* THE PROBLEM: Copy the following material word for word, from the line containing "rating-option-selected[interactable]: 🙂 <box>2300 702" down to the line containing "note-item: ● Gün", both of those lines included.

* DATA FOR THIS EXERCISE:
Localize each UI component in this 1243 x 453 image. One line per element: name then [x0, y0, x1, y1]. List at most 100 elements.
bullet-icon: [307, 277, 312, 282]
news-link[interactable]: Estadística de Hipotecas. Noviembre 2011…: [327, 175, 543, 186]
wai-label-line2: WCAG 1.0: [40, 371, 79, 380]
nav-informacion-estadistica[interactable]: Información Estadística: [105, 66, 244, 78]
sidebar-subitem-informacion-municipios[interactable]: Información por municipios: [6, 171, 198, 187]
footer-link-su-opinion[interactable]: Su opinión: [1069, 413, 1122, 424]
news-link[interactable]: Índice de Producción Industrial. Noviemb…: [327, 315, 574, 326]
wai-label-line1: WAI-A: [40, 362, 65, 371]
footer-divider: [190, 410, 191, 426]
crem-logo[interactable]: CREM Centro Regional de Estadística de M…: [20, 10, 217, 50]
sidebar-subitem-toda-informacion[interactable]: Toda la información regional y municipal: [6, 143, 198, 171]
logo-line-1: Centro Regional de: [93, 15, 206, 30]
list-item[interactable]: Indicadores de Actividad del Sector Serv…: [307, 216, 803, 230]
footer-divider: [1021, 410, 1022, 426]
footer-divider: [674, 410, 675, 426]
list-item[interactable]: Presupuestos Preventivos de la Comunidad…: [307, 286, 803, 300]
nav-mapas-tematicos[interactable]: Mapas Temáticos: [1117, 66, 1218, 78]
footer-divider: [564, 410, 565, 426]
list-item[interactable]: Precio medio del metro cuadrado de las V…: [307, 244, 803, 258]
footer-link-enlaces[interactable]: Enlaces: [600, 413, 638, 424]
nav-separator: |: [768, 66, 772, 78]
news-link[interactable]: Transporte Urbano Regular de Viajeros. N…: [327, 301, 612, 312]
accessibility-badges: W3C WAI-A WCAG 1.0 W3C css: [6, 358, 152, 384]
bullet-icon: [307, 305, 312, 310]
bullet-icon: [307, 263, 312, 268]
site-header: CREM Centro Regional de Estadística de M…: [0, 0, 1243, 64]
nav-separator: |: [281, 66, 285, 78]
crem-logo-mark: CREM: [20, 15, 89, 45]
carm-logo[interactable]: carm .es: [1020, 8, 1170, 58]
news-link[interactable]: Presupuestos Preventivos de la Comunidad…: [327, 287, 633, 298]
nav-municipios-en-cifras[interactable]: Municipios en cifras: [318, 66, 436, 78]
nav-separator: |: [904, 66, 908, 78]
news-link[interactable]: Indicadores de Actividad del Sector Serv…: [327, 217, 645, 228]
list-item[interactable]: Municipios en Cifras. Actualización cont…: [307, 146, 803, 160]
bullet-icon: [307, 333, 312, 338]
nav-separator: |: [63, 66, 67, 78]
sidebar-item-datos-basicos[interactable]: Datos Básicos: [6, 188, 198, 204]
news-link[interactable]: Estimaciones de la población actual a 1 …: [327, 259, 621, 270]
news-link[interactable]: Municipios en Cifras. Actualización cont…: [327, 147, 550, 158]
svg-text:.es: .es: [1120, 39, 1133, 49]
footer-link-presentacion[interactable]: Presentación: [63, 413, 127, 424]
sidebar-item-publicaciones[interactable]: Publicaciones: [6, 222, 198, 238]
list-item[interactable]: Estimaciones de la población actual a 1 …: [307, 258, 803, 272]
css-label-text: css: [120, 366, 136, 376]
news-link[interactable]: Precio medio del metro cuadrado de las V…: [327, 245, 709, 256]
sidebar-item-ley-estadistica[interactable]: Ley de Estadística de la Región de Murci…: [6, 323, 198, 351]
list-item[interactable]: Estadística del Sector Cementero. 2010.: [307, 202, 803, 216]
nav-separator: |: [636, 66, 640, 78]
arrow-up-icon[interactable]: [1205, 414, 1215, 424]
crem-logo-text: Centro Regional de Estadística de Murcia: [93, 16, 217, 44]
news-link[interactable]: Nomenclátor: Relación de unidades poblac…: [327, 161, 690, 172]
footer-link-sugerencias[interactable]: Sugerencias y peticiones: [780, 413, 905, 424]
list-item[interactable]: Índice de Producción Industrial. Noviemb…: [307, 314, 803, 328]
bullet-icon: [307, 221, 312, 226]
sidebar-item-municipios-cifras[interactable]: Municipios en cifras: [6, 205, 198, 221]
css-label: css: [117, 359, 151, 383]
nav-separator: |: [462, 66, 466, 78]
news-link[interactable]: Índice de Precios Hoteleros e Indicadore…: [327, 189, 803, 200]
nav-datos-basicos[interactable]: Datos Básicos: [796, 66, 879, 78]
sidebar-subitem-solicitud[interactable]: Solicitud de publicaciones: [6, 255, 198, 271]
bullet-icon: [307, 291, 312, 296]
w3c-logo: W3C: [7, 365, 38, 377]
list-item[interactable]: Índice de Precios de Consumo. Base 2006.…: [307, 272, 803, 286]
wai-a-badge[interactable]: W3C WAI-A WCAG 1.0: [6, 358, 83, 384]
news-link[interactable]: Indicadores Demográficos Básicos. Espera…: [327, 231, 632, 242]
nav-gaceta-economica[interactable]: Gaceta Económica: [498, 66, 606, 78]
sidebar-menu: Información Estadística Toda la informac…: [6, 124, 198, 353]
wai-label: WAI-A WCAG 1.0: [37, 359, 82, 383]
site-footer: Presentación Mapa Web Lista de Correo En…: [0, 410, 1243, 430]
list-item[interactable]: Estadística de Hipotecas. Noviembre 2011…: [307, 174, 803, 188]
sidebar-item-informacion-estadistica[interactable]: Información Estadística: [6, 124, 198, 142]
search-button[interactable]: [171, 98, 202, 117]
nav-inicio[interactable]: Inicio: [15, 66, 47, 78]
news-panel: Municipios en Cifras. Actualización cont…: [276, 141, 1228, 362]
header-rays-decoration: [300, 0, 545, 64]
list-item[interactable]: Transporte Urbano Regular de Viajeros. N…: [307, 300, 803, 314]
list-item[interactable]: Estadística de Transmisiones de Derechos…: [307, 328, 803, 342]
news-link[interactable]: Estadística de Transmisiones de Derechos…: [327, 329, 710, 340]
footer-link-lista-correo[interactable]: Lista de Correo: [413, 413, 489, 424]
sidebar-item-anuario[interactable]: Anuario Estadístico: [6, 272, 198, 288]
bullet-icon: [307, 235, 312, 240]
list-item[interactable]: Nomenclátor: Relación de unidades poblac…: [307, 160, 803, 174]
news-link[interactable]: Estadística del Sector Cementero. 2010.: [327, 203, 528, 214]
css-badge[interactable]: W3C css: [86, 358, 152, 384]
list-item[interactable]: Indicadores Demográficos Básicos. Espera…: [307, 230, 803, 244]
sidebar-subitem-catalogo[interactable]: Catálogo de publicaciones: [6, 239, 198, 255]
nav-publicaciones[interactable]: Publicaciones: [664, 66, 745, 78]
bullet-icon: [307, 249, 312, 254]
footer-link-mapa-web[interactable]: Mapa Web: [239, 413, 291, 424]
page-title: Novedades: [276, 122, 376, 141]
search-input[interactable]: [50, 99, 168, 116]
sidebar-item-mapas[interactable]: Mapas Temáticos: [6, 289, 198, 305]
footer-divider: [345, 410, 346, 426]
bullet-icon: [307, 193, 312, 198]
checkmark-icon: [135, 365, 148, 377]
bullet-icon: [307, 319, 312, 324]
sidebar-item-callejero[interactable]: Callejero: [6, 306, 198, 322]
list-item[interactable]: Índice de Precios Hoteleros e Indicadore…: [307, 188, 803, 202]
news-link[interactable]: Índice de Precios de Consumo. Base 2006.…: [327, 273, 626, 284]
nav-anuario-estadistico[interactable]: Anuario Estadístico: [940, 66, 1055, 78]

* * *

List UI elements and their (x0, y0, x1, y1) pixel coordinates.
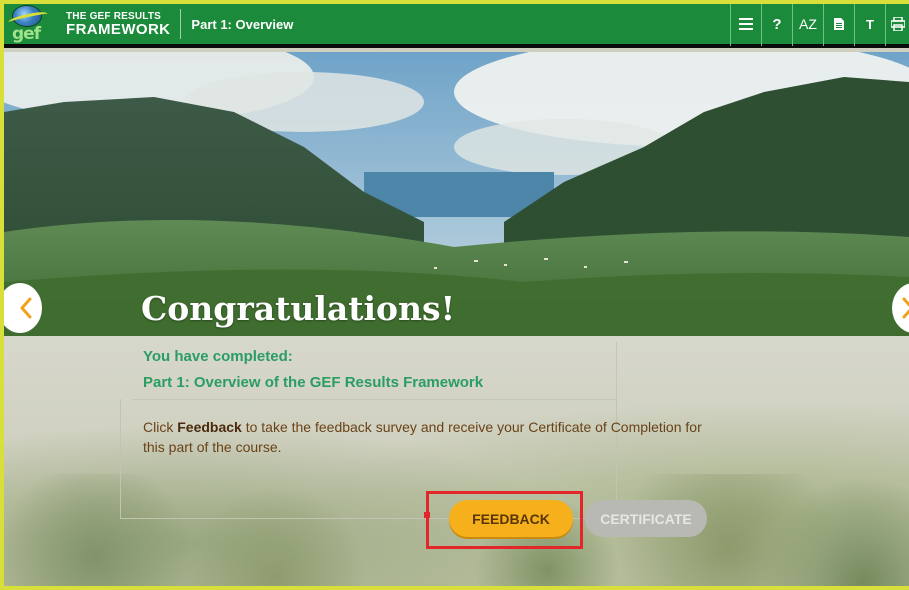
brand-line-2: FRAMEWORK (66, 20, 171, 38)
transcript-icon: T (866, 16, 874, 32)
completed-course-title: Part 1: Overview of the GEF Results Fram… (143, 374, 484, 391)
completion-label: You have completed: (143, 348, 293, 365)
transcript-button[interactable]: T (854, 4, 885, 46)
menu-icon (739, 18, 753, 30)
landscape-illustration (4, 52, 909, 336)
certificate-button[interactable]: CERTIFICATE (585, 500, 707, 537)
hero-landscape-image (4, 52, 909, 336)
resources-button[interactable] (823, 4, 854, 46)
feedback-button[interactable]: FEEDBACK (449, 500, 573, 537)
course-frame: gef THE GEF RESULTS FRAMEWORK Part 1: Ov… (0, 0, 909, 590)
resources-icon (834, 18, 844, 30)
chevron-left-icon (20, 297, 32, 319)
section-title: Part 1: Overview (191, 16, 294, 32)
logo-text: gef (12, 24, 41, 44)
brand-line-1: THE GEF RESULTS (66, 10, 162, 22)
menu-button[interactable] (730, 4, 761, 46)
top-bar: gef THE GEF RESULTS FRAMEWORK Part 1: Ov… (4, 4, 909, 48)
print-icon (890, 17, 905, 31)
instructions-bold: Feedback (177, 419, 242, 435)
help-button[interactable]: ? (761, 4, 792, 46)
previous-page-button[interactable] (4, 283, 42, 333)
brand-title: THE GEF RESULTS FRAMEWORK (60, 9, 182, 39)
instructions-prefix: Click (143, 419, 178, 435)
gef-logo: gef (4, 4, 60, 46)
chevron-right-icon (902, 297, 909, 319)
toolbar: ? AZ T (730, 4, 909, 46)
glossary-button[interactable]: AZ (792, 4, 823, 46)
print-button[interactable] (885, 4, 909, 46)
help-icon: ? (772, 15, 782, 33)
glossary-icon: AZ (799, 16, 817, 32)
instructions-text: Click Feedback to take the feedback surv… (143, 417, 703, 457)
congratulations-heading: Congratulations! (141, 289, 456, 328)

---

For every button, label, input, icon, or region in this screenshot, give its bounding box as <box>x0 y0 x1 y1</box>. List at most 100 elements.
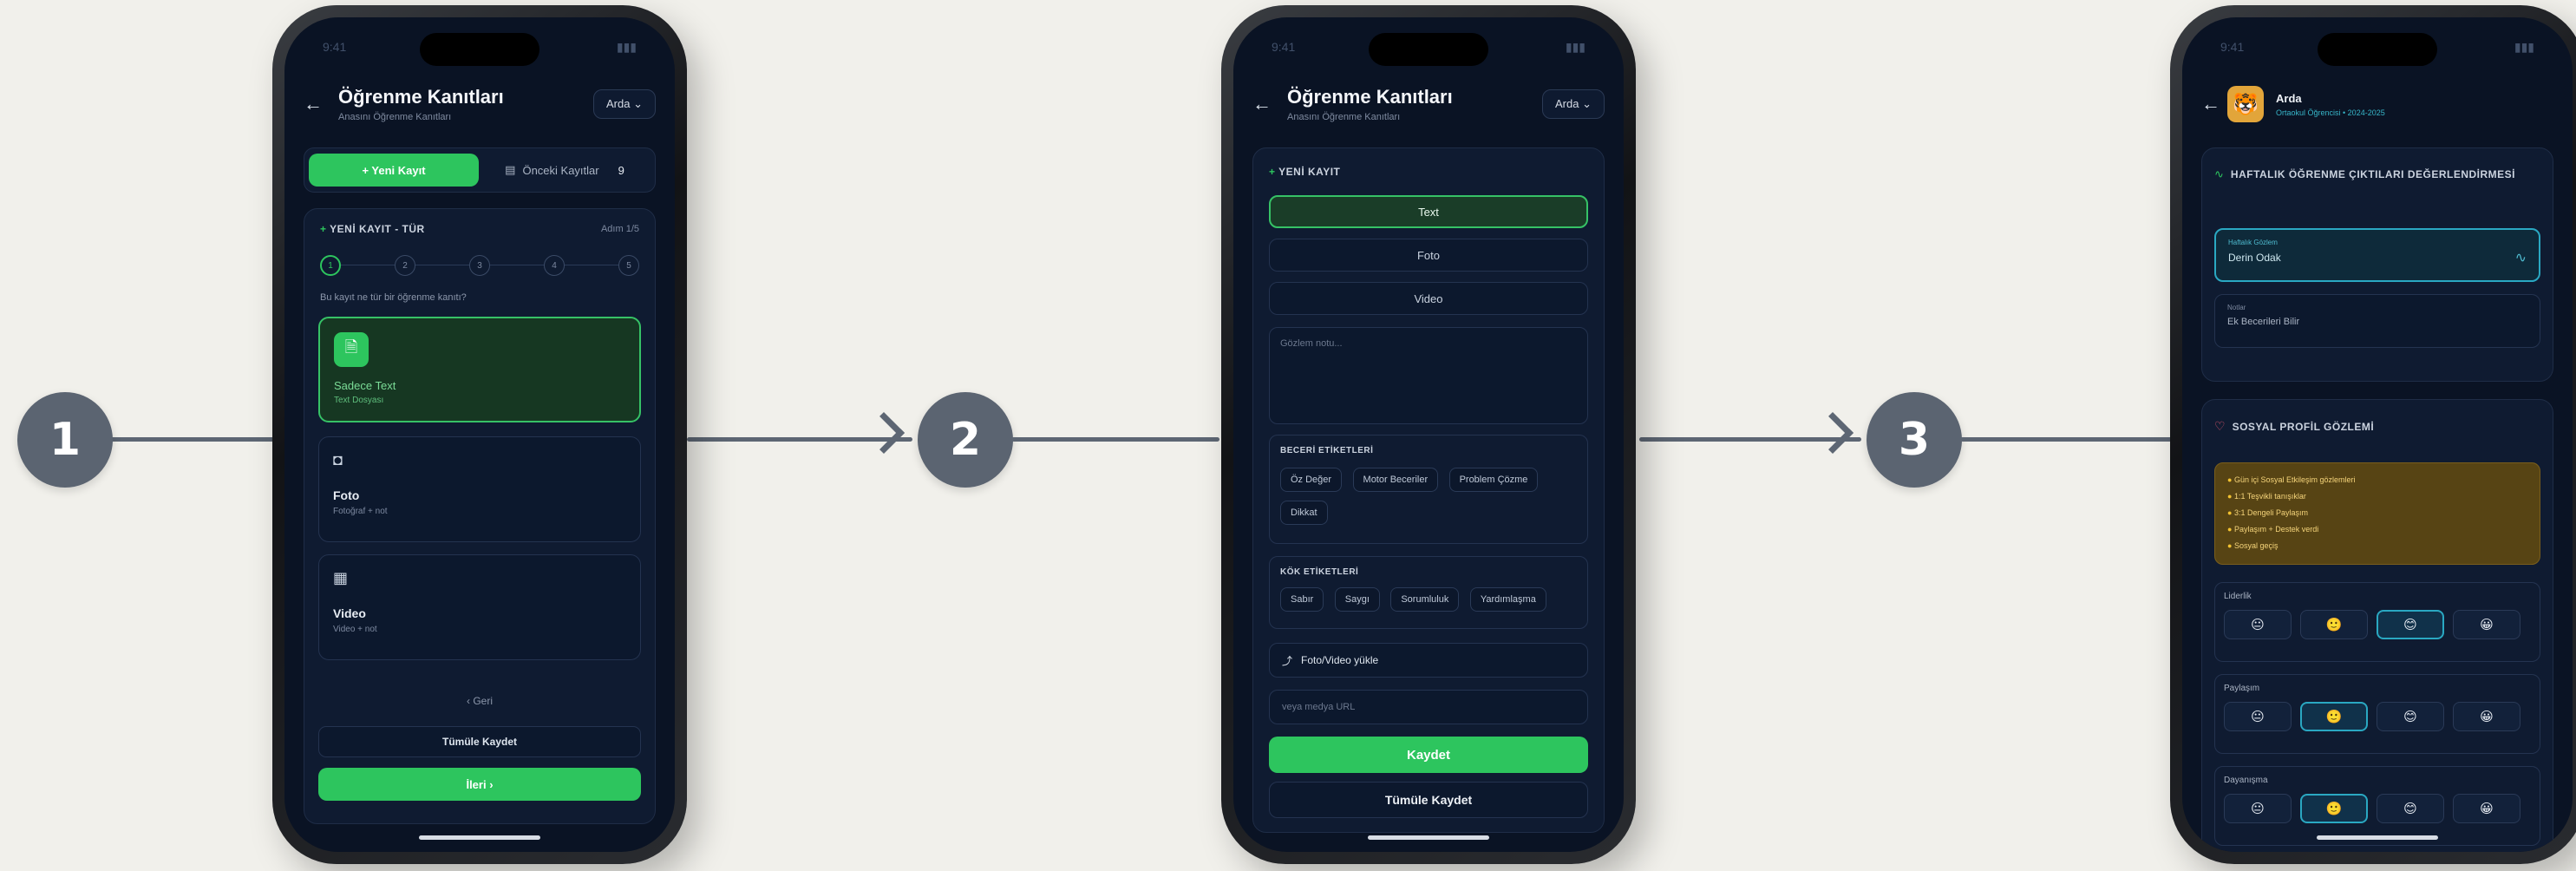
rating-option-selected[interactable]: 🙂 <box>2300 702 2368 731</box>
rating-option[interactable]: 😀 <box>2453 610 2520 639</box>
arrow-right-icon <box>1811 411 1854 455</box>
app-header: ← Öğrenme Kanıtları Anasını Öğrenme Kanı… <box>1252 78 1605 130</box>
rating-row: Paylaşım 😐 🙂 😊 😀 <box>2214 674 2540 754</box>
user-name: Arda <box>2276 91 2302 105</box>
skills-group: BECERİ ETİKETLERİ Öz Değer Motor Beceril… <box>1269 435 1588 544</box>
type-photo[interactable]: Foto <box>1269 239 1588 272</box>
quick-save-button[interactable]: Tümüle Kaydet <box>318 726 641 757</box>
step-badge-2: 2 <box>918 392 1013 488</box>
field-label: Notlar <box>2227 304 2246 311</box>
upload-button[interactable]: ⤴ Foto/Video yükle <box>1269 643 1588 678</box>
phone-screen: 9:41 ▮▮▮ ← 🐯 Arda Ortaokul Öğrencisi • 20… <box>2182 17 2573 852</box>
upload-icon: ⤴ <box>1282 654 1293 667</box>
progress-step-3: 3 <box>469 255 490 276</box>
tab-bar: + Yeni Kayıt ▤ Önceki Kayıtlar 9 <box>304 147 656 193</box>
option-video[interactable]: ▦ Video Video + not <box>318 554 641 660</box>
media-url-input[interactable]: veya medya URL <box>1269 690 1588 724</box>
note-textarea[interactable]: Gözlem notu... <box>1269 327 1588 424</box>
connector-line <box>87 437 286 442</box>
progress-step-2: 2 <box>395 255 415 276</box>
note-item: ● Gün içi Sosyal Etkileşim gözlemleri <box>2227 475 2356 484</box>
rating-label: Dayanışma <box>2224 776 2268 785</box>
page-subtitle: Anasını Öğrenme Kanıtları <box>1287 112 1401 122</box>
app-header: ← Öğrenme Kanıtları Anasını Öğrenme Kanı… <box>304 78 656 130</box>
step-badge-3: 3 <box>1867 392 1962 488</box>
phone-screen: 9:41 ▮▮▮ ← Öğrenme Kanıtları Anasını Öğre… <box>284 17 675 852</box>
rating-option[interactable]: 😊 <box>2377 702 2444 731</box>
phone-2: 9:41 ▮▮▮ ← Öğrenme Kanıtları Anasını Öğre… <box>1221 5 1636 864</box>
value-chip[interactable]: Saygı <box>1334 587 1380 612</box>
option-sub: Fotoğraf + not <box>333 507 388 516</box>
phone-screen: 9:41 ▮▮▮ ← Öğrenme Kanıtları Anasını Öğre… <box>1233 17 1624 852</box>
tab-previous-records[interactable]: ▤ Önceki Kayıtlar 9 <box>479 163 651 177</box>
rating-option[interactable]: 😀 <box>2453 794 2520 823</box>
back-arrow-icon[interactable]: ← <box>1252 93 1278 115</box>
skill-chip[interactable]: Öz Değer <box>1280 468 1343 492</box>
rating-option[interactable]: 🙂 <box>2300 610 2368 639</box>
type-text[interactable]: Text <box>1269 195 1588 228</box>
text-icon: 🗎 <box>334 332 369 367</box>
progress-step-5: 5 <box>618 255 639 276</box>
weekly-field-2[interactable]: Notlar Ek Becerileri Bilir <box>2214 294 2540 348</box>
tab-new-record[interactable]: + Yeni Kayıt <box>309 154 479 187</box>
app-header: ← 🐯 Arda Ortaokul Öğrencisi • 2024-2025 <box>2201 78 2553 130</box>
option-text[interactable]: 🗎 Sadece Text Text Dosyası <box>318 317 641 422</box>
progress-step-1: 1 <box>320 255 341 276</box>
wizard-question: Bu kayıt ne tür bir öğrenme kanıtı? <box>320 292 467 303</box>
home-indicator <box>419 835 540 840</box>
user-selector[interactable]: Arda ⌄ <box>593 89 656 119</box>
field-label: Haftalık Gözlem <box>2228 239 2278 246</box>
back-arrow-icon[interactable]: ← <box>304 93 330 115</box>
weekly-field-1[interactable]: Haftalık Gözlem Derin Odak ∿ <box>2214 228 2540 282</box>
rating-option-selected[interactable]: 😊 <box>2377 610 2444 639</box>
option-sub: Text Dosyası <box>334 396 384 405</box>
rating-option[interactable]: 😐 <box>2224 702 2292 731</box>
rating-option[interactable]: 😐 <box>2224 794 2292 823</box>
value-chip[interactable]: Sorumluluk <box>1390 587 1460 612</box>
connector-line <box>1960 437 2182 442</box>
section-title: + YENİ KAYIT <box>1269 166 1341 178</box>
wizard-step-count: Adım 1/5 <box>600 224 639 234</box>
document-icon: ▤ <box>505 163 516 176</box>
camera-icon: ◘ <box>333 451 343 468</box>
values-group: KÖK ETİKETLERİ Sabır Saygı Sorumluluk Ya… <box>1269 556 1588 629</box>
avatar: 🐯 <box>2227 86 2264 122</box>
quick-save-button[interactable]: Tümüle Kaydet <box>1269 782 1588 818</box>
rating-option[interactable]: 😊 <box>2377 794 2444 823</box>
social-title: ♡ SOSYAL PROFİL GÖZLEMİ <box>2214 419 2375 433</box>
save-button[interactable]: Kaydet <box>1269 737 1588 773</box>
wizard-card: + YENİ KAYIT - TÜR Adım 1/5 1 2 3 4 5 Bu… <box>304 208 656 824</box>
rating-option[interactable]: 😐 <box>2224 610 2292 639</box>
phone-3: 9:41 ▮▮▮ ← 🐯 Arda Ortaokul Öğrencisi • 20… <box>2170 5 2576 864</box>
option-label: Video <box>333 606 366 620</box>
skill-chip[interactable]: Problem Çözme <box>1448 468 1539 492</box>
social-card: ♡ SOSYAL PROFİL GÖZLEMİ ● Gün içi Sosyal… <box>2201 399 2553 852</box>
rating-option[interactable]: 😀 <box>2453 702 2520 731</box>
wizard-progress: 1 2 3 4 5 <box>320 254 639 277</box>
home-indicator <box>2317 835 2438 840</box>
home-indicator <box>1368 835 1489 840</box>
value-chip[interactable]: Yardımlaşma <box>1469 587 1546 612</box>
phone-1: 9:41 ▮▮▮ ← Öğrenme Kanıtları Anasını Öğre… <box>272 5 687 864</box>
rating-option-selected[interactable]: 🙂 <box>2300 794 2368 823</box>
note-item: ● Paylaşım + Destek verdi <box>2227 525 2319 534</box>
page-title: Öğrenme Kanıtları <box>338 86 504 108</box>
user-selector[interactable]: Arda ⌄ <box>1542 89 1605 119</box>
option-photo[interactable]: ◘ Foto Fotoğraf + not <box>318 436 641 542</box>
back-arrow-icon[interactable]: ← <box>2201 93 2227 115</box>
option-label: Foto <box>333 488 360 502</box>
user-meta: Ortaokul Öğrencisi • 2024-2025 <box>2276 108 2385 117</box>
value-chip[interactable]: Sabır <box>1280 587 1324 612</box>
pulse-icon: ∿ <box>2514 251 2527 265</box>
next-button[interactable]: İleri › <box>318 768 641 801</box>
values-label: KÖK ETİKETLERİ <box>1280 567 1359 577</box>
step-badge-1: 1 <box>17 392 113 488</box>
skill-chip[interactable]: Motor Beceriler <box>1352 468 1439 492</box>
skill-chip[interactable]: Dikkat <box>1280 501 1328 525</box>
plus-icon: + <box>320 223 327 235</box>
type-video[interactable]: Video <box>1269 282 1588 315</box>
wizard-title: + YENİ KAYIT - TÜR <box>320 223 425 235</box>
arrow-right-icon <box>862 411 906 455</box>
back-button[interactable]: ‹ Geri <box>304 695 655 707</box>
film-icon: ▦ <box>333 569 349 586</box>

* WRITTEN RESPONSE:
rating-option-selected[interactable]: 🙂 <box>2300 702 2368 731</box>
rating-option[interactable]: 😀 <box>2453 610 2520 639</box>
arrow-right-icon <box>1811 411 1854 455</box>
app-header: ← Öğrenme Kanıtları Anasını Öğrenme Kanı… <box>1252 78 1605 130</box>
rating-row: Paylaşım 😐 🙂 😊 😀 <box>2214 674 2540 754</box>
user-name: Arda <box>2276 91 2302 105</box>
skills-group: BECERİ ETİKETLERİ Öz Değer Motor Beceril… <box>1269 435 1588 544</box>
type-photo[interactable]: Foto <box>1269 239 1588 272</box>
quick-save-button[interactable]: Tümüle Kaydet <box>318 726 641 757</box>
step-badge-2: 2 <box>918 392 1013 488</box>
field-label: Notlar <box>2227 304 2246 311</box>
upload-button[interactable]: ⤴ Foto/Video yükle <box>1269 643 1588 678</box>
phone-screen: 9:41 ▮▮▮ ← 🐯 Arda Ortaokul Öğrencisi • 20… <box>2182 17 2573 852</box>
upload-icon: ⤴ <box>1282 654 1293 667</box>
progress-step-3: 3 <box>469 255 490 276</box>
tab-bar: + Yeni Kayıt ▤ Önceki Kayıtlar 9 <box>304 147 656 193</box>
option-video[interactable]: ▦ Video Video + not <box>318 554 641 660</box>
media-url-input[interactable]: veya medya URL <box>1269 690 1588 724</box>
note-textarea[interactable]: Gözlem notu... <box>1269 327 1588 424</box>
connector-line <box>87 437 286 442</box>
progress-step-2: 2 <box>395 255 415 276</box>
note-item: ● Gün içi Sosyal Etkileşim gözlemleri <box>2227 475 2356 484</box>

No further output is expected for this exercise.